Provided material -
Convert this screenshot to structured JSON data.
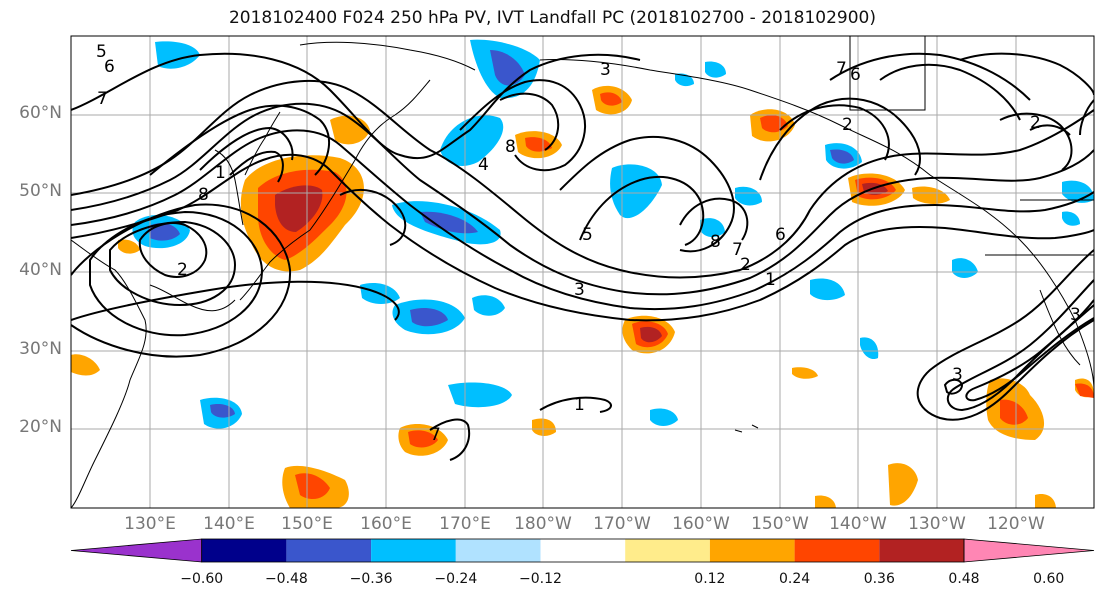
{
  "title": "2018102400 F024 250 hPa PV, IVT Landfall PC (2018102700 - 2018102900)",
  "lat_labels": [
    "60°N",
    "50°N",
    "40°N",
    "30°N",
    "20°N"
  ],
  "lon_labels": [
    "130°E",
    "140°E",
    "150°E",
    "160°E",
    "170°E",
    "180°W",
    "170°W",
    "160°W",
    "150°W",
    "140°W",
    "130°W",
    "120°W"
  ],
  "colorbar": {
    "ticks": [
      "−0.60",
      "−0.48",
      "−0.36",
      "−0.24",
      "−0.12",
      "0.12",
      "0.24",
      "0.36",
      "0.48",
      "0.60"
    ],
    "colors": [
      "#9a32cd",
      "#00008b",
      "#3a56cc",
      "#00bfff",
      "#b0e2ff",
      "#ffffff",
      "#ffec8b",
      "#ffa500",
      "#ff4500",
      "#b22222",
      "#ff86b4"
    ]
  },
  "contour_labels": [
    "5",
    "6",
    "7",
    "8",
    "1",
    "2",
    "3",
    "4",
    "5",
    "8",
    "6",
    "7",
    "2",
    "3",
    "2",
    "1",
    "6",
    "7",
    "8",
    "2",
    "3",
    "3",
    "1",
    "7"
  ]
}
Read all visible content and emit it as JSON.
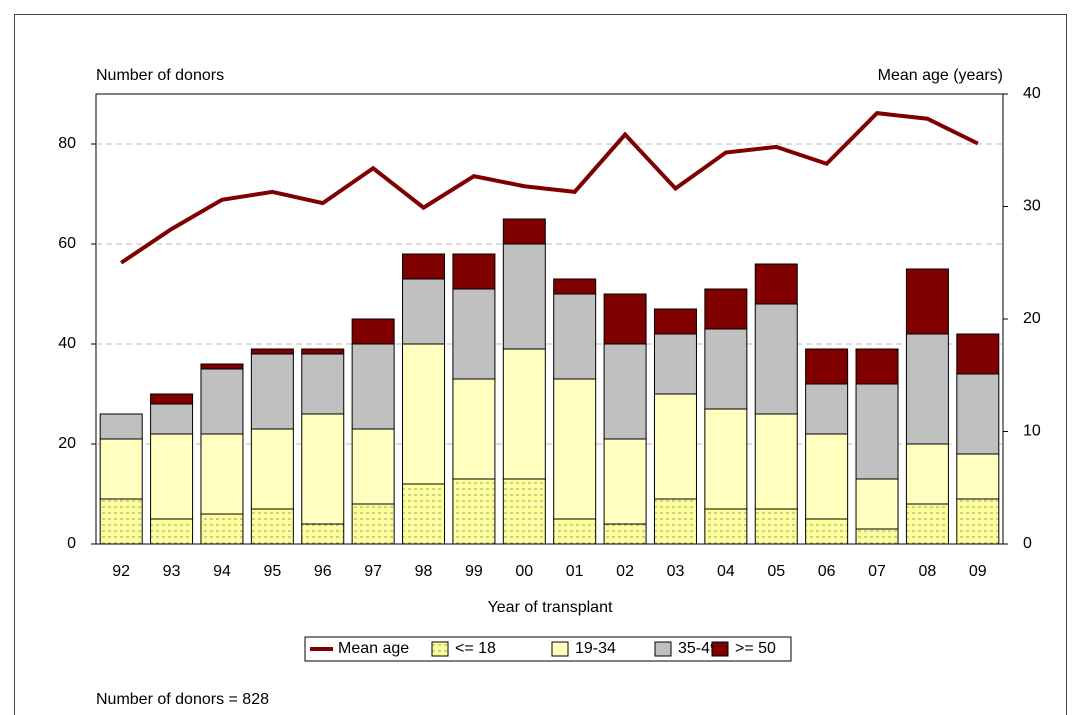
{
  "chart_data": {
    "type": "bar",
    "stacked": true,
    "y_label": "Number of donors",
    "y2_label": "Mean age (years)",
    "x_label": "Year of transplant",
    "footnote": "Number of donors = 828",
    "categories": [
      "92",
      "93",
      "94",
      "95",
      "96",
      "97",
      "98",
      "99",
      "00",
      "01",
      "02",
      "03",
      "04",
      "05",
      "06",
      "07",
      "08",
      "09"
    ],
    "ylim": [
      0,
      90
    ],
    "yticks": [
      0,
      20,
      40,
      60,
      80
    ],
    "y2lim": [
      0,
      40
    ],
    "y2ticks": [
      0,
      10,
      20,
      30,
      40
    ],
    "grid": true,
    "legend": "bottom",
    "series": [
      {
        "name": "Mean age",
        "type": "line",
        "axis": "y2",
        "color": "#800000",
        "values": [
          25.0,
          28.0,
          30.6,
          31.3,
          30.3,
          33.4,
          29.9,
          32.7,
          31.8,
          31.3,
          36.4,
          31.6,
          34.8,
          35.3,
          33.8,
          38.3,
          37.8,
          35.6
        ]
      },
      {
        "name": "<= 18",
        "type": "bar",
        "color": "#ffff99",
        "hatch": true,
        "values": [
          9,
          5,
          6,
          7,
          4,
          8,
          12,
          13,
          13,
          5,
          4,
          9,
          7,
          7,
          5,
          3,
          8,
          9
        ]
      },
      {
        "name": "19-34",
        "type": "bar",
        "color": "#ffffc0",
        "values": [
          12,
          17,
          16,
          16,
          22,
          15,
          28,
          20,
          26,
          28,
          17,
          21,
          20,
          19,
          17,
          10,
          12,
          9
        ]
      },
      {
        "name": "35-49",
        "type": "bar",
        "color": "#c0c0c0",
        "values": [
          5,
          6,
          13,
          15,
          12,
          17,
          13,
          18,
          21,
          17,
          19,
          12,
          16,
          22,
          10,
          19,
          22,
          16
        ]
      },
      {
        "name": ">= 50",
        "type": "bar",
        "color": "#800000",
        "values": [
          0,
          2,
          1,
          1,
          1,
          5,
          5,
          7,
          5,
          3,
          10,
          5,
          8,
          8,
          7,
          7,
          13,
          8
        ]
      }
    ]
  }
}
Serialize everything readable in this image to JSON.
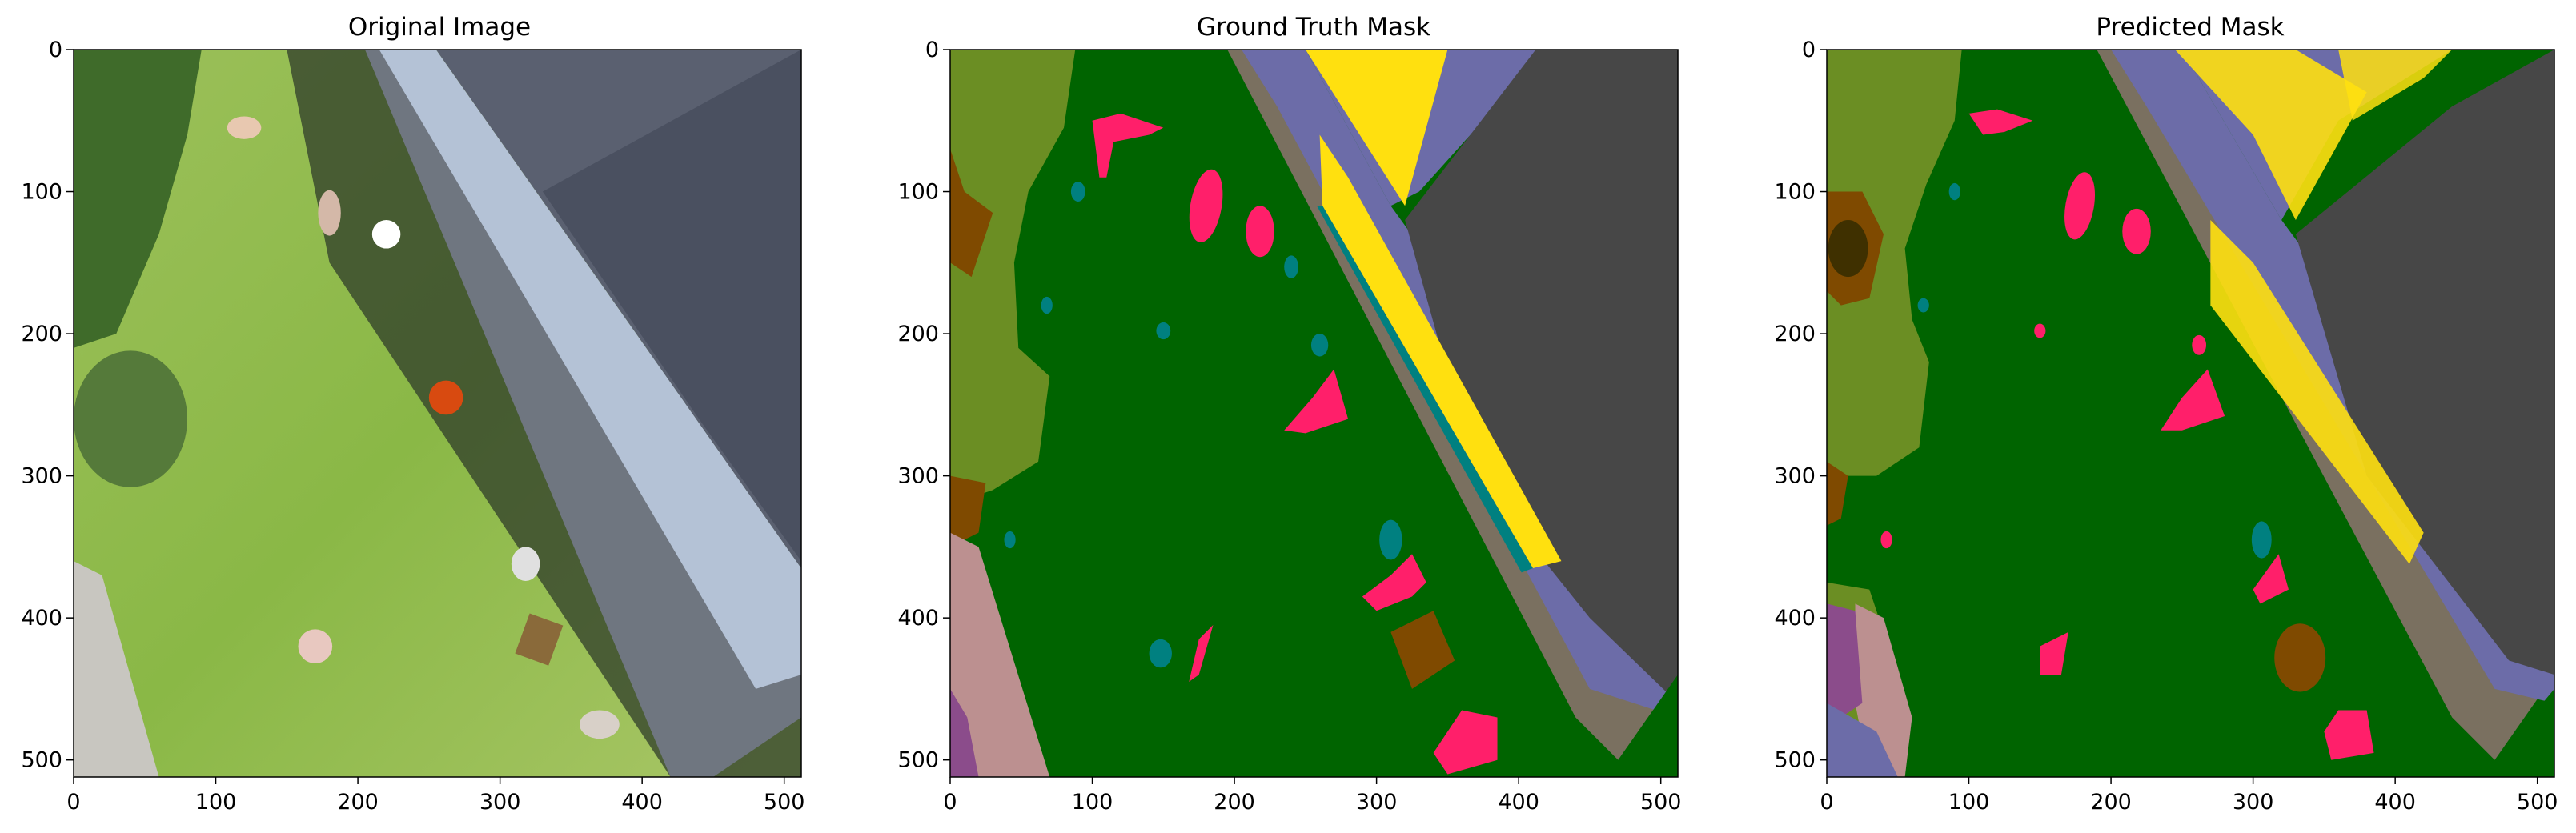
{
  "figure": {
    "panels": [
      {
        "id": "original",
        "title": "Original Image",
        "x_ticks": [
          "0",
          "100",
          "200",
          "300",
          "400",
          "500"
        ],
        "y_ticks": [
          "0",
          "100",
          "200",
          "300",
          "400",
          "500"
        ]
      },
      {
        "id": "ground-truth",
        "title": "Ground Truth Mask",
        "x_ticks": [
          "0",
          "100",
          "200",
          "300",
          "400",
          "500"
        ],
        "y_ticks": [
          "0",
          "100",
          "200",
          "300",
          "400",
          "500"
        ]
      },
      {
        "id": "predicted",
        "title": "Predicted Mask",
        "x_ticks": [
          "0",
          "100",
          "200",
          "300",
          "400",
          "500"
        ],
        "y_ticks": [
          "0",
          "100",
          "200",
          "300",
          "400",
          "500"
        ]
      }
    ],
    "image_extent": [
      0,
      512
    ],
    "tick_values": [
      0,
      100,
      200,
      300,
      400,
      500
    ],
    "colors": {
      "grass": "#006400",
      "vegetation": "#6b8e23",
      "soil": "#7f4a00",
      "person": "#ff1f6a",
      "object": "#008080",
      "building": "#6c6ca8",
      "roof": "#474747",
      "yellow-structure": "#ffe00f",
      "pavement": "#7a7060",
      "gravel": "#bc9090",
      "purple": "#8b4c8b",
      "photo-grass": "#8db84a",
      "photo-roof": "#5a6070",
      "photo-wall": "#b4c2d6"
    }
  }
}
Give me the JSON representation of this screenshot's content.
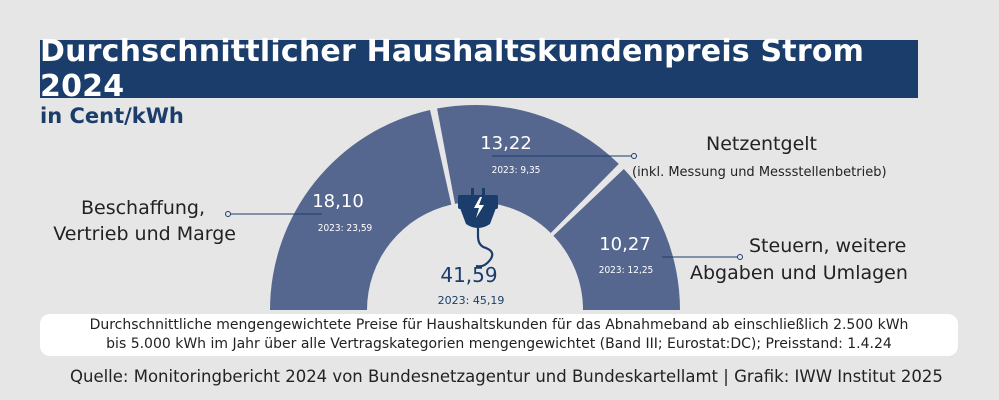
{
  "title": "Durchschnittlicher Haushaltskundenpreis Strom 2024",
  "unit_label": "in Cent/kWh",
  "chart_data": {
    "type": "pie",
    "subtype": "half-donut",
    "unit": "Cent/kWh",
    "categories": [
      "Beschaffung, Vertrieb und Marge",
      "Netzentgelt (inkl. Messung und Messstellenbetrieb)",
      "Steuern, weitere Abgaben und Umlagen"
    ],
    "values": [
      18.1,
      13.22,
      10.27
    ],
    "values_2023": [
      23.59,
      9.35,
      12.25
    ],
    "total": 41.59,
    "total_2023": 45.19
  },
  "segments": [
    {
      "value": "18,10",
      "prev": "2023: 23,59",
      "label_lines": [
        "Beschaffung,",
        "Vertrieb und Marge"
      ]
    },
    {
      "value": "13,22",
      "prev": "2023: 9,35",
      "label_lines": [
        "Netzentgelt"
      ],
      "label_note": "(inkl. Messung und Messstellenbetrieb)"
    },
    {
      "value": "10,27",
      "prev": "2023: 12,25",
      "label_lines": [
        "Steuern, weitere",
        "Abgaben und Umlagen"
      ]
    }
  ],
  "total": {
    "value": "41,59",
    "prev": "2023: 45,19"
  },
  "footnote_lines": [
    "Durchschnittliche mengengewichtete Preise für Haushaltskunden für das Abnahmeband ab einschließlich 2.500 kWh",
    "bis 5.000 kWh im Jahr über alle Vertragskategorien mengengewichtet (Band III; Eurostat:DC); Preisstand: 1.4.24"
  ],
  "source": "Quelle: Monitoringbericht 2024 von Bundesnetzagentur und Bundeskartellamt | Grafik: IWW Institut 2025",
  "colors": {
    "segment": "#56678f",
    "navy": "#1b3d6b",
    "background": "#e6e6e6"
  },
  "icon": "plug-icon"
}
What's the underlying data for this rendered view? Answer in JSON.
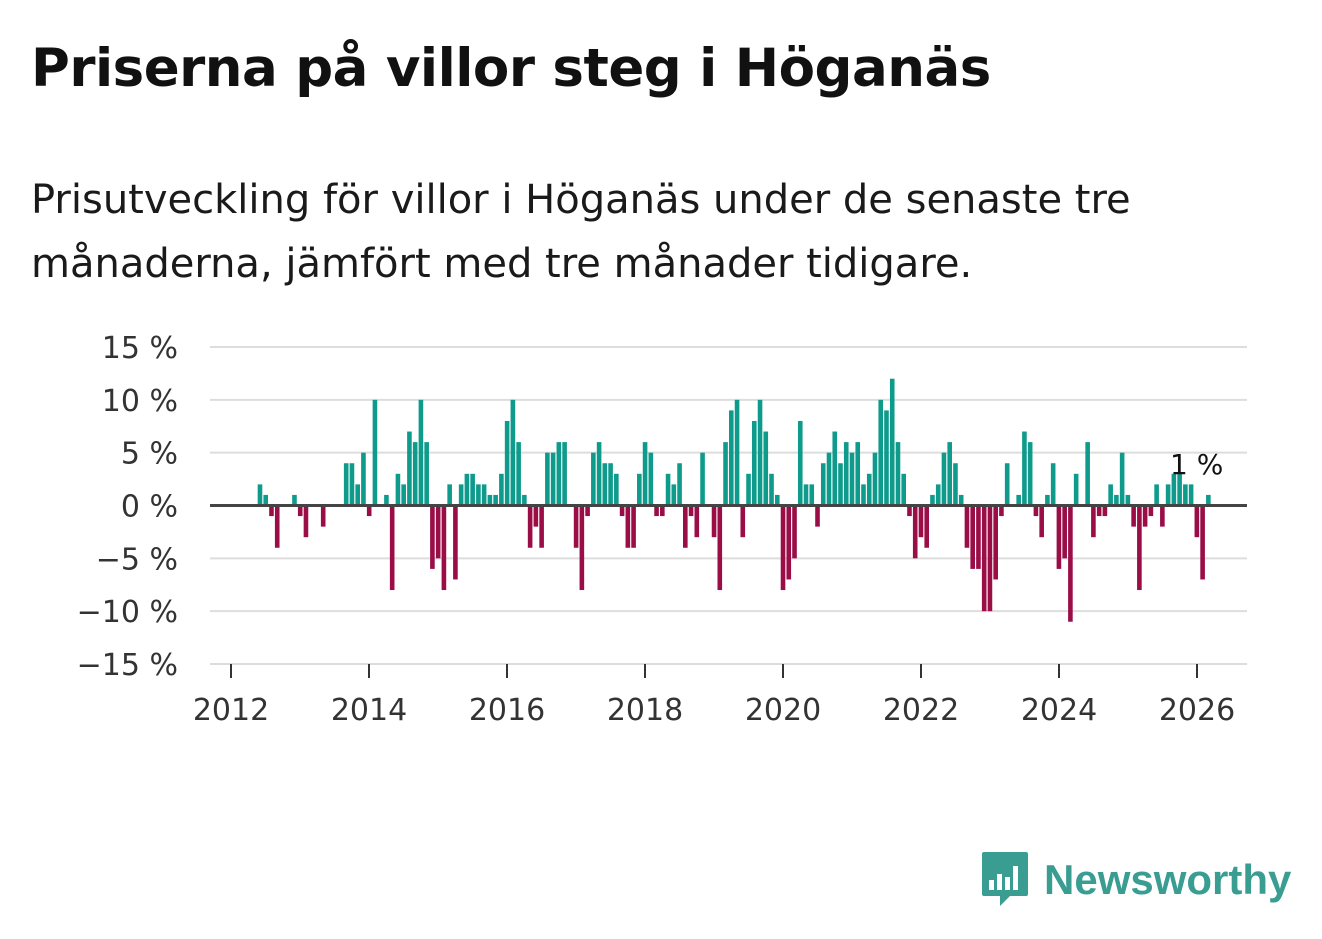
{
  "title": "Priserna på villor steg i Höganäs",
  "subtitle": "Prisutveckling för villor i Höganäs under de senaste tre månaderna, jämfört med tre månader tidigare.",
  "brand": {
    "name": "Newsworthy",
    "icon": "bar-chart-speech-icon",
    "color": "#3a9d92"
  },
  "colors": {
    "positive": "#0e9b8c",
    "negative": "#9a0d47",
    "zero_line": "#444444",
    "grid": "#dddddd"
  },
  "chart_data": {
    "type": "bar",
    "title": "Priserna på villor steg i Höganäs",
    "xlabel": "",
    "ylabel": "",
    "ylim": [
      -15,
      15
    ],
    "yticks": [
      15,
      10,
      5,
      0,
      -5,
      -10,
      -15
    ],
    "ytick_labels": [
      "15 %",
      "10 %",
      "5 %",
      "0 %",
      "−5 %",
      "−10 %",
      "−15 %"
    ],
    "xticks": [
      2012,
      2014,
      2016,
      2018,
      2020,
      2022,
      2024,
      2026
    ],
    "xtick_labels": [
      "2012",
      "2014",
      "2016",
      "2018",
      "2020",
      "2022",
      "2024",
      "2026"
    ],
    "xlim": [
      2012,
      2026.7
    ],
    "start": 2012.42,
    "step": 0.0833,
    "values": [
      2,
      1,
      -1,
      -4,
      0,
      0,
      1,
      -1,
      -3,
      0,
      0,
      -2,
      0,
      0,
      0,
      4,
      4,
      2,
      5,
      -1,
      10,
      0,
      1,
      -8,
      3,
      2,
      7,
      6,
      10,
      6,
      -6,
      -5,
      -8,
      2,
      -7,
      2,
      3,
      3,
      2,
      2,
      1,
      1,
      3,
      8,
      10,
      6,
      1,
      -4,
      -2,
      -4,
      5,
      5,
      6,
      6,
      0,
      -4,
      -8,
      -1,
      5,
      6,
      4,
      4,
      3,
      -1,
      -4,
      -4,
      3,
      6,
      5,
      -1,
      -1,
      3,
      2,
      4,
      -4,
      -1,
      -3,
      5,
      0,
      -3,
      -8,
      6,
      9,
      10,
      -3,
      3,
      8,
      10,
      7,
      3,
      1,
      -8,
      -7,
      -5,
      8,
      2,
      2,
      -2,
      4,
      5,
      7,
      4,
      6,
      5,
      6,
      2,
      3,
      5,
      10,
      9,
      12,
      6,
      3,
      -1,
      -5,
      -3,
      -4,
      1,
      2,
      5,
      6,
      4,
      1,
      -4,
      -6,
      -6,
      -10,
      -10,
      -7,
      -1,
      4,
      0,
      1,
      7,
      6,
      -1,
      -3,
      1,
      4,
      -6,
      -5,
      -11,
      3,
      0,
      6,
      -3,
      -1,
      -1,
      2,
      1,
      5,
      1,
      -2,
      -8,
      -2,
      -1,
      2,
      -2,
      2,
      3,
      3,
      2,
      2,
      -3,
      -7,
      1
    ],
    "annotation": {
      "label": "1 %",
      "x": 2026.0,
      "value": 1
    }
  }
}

Problem description - Of the lines in the records, determine how many contain the word "Beschaffung", and report that number alone.

Result of this exercise - 2